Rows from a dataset

##############################

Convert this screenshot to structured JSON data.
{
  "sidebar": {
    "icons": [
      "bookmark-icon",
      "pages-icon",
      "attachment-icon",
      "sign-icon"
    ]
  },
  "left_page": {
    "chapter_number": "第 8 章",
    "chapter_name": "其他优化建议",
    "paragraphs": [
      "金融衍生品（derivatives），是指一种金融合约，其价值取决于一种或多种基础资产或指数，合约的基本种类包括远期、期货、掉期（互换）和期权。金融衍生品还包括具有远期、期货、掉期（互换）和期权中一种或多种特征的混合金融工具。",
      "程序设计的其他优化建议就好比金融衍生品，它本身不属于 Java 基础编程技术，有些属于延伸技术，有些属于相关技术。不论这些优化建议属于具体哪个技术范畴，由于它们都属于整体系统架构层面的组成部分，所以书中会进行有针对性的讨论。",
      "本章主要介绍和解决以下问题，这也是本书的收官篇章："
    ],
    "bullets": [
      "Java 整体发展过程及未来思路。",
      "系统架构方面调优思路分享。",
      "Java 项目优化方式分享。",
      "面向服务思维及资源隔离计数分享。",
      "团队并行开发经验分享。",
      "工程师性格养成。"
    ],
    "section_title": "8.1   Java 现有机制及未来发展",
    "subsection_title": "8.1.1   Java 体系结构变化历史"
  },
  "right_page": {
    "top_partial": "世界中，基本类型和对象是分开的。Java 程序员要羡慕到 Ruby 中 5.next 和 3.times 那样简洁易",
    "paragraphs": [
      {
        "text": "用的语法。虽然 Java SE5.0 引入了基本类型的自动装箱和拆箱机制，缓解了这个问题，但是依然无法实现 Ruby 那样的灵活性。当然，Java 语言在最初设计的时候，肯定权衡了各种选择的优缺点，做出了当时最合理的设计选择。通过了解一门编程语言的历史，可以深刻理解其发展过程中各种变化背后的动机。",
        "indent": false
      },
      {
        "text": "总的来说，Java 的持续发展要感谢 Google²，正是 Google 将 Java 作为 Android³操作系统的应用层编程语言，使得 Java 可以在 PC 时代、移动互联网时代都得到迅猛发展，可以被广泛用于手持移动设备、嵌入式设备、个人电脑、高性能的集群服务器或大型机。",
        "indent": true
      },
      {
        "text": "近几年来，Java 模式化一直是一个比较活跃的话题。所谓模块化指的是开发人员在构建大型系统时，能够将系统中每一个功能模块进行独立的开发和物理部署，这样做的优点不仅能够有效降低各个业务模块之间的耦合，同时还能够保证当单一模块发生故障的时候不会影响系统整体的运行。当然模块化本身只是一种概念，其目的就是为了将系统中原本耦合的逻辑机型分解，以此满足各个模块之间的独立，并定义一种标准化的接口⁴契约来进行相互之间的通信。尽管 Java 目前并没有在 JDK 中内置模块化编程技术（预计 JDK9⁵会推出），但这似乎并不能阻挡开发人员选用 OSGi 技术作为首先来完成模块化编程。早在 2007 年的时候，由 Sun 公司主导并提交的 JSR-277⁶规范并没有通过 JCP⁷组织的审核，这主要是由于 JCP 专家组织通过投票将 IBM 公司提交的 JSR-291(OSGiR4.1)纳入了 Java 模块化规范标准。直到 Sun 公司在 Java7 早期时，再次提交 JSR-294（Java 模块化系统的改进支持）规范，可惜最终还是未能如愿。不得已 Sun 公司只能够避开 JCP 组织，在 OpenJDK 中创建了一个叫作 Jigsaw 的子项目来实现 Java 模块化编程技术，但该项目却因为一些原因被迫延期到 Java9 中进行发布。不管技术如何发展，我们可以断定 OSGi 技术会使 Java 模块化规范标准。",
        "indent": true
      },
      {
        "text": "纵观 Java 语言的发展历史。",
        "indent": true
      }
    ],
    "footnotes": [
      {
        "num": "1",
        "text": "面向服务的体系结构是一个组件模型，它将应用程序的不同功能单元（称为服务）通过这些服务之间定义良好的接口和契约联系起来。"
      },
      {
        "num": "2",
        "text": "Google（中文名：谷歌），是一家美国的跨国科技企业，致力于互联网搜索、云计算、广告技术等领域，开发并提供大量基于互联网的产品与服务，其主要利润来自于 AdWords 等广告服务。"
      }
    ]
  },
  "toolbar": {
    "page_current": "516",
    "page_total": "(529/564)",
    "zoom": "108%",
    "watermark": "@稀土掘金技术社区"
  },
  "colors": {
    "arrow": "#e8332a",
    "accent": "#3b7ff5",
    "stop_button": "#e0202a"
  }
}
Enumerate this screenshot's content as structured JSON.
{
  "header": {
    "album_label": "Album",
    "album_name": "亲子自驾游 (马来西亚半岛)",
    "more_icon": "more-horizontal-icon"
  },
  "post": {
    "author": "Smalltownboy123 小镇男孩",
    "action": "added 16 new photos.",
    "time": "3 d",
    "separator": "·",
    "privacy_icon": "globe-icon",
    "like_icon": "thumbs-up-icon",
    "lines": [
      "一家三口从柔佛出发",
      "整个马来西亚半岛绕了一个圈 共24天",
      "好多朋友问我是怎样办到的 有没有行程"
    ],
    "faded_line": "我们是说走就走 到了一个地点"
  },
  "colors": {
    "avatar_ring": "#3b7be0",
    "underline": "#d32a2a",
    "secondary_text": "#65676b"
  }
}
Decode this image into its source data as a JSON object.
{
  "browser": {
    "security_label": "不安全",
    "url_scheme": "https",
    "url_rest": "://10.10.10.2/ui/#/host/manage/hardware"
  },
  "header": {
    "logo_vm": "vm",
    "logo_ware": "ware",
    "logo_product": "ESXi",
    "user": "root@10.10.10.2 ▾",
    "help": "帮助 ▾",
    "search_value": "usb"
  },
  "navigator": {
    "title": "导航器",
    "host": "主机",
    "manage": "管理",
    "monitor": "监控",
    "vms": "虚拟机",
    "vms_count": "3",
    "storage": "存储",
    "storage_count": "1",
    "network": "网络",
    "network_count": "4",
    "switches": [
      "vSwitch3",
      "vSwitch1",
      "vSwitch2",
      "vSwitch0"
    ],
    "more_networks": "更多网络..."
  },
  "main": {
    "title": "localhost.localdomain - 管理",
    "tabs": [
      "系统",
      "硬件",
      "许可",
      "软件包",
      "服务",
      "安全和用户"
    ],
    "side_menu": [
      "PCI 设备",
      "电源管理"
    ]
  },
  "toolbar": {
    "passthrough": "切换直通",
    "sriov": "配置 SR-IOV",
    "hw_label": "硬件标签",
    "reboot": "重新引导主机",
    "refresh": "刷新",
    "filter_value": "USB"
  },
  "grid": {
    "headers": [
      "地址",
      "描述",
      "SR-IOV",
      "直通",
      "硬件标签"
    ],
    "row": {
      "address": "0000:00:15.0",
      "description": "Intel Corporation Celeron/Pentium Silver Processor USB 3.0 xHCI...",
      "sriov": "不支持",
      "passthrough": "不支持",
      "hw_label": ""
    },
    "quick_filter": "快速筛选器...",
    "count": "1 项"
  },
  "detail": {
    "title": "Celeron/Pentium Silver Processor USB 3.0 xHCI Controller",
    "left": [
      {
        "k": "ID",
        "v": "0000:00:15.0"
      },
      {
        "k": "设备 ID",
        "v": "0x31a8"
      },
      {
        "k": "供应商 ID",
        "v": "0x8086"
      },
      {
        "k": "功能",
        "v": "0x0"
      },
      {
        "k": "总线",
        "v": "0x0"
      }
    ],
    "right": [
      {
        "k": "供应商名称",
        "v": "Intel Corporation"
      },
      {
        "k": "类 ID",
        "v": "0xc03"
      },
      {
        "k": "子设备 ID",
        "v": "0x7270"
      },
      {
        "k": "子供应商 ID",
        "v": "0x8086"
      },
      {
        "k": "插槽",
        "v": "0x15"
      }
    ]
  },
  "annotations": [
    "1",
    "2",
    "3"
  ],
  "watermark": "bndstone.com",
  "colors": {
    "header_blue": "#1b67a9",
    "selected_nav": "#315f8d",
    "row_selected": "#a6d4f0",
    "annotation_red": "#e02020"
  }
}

##############################

To be done :: Check each line of these records for the string "Intel" and state only how many lines have it.

Result for this exercise :: 2